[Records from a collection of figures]
..............................

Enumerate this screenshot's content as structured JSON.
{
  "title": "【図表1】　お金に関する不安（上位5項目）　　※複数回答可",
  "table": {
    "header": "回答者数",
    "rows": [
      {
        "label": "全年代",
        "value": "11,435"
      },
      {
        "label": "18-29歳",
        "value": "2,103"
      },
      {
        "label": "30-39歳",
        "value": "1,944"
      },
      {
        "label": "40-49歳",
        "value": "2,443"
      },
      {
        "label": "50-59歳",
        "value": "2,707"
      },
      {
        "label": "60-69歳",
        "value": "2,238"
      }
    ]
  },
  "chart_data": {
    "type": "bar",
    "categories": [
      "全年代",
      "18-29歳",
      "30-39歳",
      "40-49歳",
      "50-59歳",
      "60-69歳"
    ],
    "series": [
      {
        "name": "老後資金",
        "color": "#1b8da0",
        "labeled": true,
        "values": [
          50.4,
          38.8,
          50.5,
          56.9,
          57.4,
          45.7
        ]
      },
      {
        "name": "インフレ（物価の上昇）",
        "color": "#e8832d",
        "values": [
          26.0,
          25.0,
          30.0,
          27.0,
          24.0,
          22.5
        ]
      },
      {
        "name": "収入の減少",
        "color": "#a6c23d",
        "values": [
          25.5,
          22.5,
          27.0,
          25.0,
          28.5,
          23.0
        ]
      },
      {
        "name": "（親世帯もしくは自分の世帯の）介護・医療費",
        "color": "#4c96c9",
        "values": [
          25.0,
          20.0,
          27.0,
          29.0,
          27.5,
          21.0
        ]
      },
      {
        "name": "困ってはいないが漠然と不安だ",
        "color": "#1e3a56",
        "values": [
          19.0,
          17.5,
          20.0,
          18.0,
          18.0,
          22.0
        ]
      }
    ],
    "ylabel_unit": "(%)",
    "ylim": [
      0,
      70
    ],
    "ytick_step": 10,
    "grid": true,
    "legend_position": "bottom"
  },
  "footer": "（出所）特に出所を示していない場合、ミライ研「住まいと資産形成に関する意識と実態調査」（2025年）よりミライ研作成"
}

..............................

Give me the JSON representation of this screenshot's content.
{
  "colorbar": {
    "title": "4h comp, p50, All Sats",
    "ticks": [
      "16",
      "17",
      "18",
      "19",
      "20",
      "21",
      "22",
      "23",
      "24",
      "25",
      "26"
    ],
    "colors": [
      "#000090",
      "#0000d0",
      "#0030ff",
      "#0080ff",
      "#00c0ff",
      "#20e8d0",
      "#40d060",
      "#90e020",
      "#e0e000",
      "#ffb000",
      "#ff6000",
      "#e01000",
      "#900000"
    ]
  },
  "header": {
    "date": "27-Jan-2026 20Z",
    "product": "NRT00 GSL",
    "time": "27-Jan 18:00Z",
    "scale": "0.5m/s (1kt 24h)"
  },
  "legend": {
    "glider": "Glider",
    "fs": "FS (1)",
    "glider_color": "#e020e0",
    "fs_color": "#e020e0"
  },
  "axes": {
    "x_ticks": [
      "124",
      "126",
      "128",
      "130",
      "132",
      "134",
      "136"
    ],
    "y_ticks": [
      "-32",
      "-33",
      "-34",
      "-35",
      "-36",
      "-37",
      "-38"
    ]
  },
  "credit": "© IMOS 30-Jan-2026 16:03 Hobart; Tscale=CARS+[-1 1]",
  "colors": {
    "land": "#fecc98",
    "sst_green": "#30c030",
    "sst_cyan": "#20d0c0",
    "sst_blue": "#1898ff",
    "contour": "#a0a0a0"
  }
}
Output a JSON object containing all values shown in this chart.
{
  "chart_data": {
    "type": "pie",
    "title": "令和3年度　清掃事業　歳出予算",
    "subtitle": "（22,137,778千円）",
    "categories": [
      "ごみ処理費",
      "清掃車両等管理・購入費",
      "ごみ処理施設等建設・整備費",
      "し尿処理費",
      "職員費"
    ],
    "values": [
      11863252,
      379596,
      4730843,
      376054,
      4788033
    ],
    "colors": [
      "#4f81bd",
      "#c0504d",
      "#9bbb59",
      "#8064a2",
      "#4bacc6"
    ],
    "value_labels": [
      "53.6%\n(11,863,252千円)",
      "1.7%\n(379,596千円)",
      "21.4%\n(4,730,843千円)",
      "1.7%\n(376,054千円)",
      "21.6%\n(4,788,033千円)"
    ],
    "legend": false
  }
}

..............................

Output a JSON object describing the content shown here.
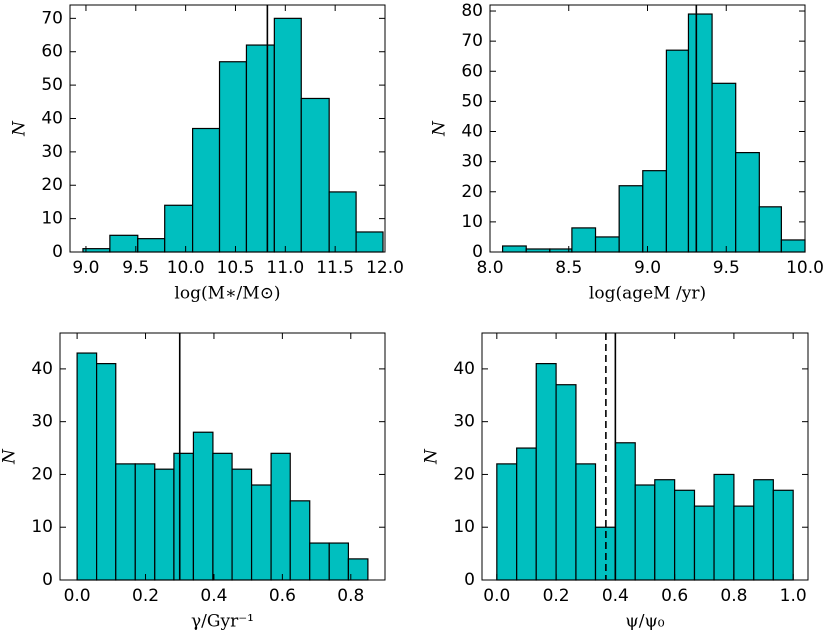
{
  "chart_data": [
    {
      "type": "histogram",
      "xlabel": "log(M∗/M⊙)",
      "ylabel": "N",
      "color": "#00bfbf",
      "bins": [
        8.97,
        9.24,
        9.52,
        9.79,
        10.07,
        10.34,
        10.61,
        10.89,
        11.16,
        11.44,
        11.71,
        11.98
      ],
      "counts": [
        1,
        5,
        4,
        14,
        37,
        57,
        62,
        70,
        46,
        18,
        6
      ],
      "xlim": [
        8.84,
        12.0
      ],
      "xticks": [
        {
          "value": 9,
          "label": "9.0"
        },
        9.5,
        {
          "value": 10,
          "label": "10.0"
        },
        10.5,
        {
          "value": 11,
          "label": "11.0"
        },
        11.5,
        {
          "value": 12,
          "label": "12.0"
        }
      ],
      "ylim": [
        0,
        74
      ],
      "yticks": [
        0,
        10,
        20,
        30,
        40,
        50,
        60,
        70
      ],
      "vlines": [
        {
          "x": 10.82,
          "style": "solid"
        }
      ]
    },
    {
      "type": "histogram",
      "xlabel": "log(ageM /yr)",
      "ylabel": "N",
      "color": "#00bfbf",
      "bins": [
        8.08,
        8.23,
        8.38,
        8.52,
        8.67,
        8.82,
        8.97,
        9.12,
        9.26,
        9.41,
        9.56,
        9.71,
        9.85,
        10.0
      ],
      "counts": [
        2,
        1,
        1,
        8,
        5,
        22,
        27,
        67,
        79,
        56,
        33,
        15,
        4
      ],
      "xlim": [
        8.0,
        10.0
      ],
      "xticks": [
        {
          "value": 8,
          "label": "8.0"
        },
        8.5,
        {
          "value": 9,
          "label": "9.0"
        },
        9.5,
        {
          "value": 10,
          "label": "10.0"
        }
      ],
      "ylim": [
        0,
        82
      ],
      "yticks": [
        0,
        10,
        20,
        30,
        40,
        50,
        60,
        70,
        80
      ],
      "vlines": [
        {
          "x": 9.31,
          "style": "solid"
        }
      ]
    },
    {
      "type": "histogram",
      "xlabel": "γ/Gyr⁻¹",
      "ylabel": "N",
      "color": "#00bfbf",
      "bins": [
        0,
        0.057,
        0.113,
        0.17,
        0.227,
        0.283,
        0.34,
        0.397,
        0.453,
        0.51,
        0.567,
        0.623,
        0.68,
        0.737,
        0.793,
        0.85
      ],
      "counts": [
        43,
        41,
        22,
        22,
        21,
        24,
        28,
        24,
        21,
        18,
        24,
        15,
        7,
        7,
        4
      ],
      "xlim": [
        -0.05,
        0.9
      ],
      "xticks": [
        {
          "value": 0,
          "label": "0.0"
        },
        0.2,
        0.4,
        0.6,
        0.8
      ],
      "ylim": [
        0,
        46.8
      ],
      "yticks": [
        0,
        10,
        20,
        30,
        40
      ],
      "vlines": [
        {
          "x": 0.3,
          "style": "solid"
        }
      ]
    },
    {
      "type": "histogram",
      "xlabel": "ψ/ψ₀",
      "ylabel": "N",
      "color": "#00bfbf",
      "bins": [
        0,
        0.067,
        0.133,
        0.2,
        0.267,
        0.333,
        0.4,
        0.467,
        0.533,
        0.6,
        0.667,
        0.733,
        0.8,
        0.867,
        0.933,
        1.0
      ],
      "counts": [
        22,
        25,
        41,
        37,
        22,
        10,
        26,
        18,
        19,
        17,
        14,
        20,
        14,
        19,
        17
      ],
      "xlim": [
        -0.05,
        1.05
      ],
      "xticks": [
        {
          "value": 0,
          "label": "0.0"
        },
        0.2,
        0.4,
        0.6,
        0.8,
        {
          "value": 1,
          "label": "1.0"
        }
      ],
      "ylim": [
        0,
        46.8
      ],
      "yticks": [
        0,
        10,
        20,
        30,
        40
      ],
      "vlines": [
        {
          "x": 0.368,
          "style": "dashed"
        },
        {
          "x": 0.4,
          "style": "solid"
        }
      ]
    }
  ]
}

..............................

- **WHAT NEEDS TO BE DONE**:
Copy out each line of the listing that holds "screenshot".

- **THE OUTPUT**:
Enumerate this screenshot's content as structured JSON.
Give me the JSON representation of this screenshot's content.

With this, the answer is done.